> **Written task**
Using the data below, tally the lines that include the string "icon". Only the number is wanted.

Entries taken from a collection
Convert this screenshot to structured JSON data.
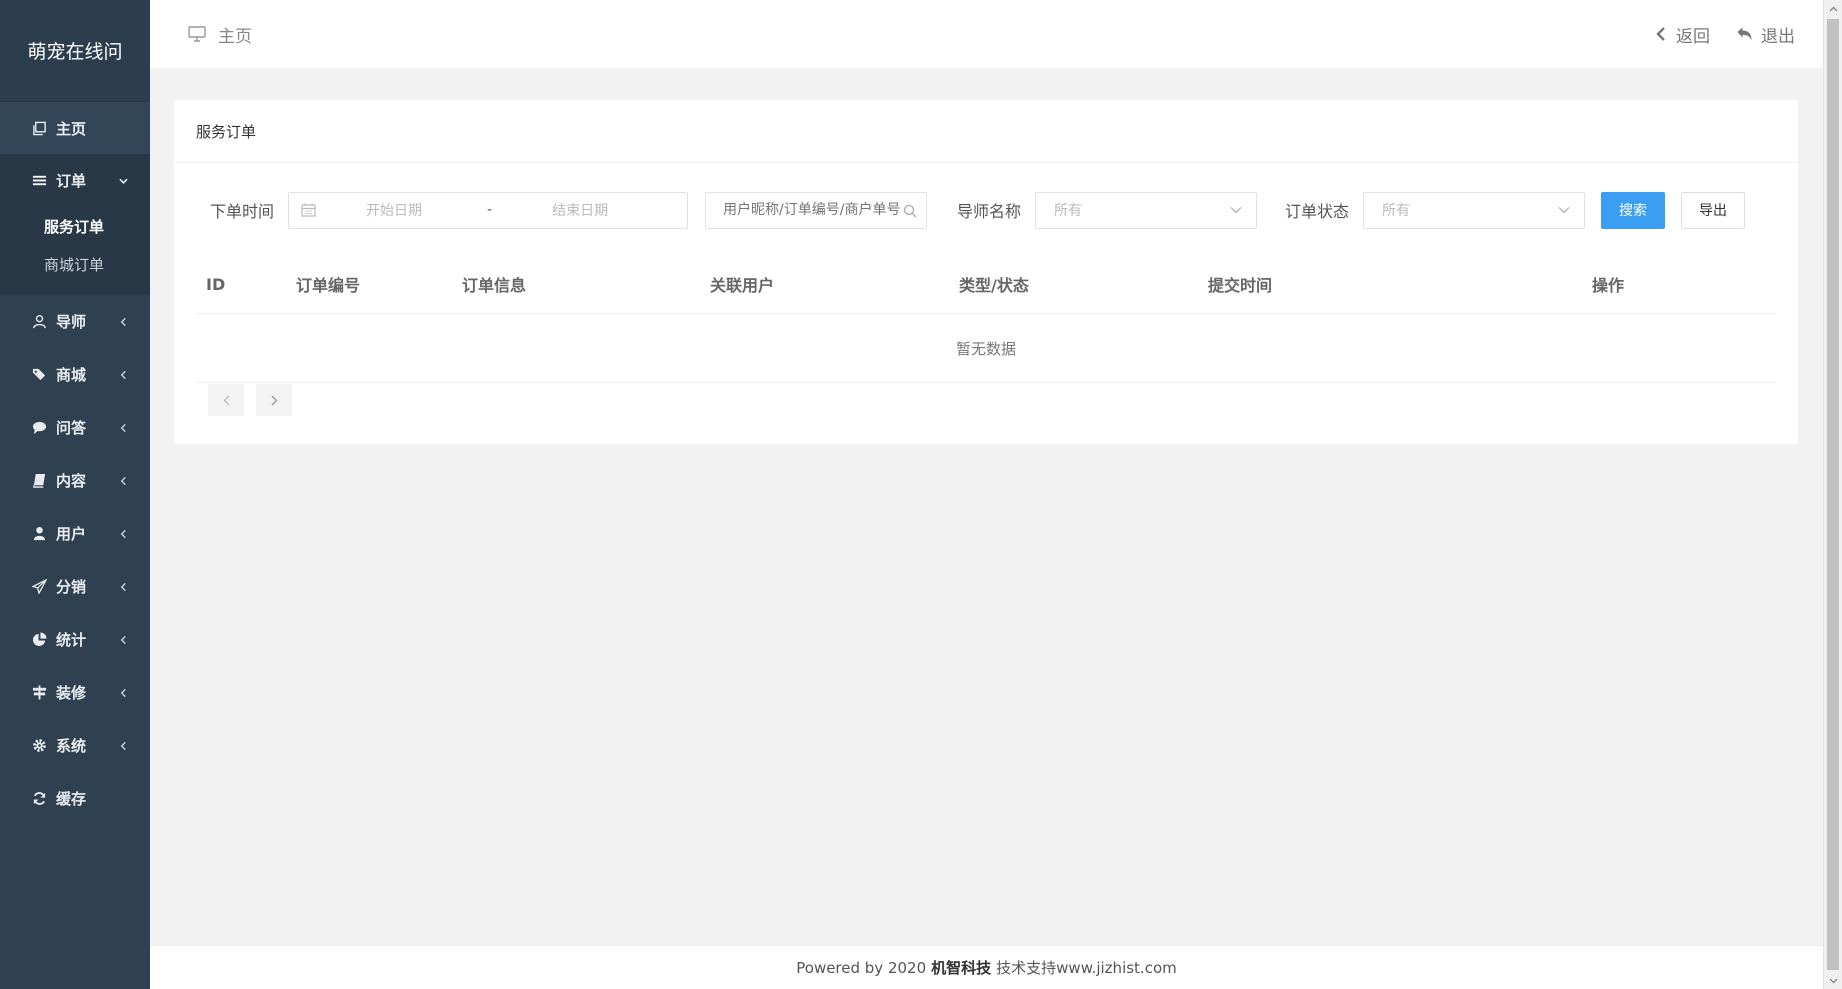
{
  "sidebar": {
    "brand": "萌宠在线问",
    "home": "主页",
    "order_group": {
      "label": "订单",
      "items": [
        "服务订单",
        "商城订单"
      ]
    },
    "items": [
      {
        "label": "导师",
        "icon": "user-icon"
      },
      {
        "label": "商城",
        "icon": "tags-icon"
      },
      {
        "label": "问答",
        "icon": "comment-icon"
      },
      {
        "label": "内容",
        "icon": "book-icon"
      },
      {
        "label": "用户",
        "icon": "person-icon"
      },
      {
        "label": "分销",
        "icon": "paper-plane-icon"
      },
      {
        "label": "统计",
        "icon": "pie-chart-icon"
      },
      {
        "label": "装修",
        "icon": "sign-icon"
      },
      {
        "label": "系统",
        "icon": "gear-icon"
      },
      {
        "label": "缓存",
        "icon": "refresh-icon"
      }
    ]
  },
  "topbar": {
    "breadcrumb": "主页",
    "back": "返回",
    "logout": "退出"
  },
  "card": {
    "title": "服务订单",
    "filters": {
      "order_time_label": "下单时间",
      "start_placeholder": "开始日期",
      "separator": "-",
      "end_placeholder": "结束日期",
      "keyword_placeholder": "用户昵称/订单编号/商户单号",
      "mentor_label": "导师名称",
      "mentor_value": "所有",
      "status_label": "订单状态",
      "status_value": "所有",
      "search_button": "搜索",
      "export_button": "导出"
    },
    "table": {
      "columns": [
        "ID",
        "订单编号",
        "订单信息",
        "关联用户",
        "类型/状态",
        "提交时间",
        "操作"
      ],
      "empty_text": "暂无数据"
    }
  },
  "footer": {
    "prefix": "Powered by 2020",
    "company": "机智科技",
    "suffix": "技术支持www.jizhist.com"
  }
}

> **Exercise result**
10